** start Data section **
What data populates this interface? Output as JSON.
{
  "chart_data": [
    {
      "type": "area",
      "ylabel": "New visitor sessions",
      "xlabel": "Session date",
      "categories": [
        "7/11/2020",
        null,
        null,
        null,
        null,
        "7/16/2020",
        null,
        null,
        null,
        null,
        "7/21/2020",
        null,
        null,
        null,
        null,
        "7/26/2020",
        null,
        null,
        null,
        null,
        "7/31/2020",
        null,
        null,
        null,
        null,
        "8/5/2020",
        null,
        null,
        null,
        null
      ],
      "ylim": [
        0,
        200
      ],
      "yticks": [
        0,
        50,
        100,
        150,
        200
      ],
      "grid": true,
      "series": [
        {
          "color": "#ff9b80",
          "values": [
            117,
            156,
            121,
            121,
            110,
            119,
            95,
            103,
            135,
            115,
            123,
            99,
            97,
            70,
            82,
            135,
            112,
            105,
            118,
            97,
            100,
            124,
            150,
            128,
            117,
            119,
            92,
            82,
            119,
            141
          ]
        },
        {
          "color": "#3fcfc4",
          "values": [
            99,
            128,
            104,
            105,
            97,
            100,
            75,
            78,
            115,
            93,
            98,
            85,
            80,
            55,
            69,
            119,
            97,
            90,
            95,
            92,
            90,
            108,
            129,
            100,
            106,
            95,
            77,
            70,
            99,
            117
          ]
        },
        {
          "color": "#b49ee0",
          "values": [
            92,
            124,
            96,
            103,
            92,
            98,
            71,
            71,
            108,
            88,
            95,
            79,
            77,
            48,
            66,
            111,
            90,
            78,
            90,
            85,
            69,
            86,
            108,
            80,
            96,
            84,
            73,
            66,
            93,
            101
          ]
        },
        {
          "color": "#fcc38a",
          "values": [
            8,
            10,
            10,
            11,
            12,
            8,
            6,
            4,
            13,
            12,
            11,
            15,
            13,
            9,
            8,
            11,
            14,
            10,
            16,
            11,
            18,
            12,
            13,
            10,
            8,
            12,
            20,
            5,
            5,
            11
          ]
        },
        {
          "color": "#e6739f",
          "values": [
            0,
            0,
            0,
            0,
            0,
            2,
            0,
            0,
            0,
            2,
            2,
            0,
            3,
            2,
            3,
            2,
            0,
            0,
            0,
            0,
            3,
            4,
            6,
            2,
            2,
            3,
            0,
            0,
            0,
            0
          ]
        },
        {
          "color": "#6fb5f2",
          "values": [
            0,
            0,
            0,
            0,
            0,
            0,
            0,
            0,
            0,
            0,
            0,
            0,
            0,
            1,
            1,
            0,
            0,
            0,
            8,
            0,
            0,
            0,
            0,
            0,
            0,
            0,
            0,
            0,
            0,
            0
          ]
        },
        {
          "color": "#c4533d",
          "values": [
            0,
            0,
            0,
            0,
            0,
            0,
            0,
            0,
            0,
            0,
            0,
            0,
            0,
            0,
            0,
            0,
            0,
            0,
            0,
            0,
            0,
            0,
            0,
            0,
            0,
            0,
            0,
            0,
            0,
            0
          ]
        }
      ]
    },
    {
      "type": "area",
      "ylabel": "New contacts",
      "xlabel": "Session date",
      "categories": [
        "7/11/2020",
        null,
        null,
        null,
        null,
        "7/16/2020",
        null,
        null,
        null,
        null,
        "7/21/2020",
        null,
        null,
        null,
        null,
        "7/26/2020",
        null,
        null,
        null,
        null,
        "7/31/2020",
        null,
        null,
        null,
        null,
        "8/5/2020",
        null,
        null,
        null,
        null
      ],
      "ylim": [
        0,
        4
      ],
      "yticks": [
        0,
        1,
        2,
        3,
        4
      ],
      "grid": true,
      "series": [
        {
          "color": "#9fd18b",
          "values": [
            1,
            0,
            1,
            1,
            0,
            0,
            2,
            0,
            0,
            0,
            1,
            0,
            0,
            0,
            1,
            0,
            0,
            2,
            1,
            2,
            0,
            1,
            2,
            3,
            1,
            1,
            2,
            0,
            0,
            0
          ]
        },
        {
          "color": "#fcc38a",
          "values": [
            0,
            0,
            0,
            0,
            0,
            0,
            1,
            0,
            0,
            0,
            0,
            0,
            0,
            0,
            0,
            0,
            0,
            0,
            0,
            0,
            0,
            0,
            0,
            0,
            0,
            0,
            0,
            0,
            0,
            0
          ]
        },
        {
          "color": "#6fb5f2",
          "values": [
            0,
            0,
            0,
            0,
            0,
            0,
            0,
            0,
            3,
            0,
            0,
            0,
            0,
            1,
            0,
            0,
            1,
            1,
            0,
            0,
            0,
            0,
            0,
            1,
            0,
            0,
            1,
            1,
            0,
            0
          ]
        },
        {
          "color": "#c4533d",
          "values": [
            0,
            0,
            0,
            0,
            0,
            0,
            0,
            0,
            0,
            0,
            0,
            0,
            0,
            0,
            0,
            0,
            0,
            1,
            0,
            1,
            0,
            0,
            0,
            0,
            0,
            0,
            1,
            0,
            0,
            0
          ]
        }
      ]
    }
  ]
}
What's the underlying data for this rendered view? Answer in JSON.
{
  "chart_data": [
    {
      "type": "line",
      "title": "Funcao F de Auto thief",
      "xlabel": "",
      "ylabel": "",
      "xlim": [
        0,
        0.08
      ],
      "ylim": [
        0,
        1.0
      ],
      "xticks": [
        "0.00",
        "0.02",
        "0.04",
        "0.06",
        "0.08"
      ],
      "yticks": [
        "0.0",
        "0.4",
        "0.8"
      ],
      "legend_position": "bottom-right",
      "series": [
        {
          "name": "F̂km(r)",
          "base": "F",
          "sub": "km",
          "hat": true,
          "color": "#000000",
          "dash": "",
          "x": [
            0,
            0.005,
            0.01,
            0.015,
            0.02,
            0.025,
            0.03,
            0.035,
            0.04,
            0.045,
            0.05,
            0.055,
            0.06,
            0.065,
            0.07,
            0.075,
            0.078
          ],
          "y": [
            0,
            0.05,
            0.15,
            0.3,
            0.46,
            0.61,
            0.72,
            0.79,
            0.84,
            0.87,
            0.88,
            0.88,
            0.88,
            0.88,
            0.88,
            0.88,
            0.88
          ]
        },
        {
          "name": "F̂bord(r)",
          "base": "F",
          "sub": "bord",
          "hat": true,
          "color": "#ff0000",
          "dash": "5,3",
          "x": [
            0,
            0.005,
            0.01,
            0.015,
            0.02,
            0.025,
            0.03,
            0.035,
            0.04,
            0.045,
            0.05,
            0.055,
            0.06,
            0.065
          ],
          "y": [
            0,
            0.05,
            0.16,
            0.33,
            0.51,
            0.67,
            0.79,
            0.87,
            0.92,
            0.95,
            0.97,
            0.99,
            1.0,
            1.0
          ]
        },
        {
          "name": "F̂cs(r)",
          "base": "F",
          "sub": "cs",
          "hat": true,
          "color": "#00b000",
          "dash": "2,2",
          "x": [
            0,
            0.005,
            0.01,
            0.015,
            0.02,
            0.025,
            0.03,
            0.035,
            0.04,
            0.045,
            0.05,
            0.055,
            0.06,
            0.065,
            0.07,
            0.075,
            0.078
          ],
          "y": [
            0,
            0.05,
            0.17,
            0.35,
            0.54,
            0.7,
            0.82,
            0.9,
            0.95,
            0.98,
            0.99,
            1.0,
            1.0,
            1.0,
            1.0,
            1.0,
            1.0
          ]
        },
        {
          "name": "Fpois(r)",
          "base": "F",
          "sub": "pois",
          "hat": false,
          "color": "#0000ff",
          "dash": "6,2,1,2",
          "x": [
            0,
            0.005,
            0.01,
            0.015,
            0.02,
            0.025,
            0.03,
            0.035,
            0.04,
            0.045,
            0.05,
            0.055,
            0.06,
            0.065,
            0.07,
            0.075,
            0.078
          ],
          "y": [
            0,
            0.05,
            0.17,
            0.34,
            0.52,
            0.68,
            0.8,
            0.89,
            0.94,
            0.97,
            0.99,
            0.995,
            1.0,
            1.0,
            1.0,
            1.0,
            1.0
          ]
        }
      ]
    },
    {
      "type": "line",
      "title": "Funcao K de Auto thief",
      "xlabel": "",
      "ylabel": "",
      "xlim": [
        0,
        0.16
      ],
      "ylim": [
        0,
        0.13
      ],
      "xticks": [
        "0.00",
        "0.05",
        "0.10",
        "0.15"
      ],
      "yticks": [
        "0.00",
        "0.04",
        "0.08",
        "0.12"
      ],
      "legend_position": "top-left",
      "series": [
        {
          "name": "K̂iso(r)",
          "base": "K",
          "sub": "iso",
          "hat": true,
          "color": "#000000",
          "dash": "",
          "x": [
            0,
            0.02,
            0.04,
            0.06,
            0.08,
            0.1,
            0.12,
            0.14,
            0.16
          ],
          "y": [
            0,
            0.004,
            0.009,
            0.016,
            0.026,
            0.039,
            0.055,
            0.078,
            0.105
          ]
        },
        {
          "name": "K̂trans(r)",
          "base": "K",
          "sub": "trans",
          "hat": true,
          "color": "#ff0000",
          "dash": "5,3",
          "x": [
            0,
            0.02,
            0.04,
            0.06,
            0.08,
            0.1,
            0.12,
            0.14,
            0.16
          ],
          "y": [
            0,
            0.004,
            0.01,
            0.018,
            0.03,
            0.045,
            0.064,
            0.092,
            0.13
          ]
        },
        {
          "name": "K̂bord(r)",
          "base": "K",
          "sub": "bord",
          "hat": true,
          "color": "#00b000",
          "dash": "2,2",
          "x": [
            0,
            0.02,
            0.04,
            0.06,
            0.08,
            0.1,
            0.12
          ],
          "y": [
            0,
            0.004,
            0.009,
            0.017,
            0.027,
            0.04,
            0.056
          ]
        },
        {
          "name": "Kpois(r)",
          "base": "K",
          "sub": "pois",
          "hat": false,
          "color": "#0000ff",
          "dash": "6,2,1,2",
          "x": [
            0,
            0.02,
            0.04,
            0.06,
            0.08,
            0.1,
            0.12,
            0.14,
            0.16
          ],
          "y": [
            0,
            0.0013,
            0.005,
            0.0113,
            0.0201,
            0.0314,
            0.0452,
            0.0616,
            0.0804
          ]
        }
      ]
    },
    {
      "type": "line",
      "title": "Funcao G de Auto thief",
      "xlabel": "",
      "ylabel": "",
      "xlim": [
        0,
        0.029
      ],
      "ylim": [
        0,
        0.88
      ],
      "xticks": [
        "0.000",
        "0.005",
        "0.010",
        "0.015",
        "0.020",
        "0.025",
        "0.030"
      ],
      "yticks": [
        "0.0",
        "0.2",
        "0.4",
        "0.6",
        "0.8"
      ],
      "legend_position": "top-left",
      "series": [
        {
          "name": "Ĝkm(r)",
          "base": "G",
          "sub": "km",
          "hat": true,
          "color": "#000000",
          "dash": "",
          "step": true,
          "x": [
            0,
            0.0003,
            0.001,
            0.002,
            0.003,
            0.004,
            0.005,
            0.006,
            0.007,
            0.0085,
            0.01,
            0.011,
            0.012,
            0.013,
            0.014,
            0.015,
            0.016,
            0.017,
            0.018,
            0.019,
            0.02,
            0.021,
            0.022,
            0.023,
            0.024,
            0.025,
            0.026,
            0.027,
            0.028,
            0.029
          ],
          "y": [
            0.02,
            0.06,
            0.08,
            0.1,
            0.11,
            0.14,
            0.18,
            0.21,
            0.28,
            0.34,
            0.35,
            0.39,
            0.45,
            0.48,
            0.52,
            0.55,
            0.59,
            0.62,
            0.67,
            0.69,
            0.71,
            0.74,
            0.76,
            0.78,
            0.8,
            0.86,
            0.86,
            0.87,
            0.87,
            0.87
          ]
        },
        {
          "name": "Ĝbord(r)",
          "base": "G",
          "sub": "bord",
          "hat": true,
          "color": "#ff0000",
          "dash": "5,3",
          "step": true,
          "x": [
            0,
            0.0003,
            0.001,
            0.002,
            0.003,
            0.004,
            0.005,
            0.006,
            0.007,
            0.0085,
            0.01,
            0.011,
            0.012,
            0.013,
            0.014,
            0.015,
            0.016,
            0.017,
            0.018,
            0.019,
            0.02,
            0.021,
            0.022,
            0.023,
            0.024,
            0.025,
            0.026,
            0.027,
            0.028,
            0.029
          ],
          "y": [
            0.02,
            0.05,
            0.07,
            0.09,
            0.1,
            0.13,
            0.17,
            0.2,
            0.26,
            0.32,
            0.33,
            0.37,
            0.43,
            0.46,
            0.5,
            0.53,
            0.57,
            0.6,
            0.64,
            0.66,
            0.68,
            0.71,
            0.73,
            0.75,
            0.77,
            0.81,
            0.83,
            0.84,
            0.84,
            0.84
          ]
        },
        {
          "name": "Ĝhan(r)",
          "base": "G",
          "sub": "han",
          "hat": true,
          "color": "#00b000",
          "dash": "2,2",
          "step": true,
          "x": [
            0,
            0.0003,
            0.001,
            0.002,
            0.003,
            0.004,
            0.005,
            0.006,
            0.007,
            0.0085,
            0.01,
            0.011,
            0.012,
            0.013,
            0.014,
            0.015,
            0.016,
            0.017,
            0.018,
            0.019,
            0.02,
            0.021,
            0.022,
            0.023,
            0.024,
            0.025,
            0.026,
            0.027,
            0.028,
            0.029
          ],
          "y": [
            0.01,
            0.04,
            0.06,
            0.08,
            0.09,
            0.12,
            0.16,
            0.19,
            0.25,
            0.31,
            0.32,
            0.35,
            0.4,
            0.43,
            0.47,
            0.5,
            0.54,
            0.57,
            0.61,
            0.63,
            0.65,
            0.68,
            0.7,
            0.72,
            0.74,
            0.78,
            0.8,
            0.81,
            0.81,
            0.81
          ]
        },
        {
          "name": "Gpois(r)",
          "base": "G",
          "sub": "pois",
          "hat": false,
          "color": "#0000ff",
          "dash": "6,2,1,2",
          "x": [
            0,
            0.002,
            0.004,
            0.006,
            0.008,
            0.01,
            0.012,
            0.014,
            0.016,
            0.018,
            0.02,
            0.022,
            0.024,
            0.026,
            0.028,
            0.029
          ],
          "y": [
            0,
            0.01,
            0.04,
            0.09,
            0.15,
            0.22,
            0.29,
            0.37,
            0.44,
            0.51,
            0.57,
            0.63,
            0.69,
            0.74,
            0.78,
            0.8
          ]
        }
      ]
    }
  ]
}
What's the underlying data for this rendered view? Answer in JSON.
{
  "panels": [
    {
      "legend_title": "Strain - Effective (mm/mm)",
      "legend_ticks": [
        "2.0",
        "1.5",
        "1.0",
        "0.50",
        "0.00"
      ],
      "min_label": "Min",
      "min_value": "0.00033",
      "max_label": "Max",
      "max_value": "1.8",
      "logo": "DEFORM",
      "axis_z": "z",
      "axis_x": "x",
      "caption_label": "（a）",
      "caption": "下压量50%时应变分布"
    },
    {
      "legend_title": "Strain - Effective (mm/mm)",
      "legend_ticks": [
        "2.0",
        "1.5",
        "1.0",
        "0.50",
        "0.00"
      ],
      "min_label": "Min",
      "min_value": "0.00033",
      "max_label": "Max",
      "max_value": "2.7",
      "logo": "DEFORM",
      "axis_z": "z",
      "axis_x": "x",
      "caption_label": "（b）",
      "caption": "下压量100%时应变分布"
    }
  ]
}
** end Data section **
- To do: Using the listing above, show each line holding the string "Auto".

- Written response:
      "title": "Funcao F de Auto thief",
      "title": "Funcao K de Auto thief",
      "title": "Funcao G de Auto thief",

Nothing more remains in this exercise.